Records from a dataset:
┌──
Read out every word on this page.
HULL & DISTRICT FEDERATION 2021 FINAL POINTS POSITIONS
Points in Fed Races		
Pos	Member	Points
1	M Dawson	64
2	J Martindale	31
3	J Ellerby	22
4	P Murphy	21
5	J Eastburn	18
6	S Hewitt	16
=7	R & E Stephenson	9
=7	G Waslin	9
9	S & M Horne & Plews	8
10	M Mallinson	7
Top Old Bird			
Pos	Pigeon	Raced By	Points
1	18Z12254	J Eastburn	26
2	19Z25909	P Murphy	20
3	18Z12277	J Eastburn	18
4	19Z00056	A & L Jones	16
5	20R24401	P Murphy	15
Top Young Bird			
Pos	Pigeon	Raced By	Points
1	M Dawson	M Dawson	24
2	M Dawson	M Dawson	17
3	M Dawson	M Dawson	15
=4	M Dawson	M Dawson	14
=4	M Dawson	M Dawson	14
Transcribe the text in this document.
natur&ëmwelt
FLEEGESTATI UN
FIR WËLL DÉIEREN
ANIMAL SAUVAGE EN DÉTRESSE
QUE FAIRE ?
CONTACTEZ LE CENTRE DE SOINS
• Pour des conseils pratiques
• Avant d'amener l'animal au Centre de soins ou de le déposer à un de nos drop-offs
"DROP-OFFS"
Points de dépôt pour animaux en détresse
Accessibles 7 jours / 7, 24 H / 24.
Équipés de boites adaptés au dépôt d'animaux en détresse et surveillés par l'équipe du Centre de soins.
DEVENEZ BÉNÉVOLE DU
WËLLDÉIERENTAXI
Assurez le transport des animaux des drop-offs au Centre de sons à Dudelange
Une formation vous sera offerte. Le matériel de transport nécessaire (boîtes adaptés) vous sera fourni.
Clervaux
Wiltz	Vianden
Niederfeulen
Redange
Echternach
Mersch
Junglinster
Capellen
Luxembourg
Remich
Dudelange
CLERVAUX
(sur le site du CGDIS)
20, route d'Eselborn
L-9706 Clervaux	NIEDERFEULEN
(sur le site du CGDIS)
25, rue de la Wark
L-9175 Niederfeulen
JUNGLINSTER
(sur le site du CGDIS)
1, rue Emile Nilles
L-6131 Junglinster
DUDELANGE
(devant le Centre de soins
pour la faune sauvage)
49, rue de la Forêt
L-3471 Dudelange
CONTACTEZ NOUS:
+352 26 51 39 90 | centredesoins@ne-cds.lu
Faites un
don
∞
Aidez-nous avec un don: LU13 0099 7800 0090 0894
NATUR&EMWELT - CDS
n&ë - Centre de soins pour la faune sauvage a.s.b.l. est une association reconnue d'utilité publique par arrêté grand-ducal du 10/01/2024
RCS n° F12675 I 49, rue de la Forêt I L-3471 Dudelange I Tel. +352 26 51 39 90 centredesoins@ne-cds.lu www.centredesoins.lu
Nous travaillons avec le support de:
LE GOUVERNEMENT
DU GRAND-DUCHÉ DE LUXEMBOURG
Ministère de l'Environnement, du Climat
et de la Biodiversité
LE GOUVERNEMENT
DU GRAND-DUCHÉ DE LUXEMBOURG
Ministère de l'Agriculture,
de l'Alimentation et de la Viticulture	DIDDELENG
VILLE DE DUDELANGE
└──
-- What to work on --
Say how many lines of the data include the word "Dawson". Respond with the number alone.

-- Final result --
6